RAW DATA —

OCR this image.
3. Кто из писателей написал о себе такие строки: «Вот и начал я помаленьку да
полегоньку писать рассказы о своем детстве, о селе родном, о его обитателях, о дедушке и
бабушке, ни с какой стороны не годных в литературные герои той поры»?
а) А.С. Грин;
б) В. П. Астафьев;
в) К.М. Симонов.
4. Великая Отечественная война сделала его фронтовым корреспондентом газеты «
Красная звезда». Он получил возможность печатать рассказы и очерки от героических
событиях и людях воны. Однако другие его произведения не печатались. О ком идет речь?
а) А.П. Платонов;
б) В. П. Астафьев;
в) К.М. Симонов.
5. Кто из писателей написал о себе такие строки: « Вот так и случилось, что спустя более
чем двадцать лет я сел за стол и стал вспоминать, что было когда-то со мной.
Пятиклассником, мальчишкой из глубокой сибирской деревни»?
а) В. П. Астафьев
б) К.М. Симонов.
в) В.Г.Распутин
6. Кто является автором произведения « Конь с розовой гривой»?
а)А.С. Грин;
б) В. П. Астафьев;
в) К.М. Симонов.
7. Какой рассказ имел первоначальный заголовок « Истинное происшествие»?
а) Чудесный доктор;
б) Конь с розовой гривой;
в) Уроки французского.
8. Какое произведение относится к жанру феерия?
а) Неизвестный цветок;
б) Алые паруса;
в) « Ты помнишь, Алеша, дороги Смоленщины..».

TASK INSTRUCTIONS —
Whichever lines contain the string "гривой", select and copy them.

RESPONSE —
6. Кто является автором произведения « Конь с розовой гривой»?
б) Конь с розовой гривой;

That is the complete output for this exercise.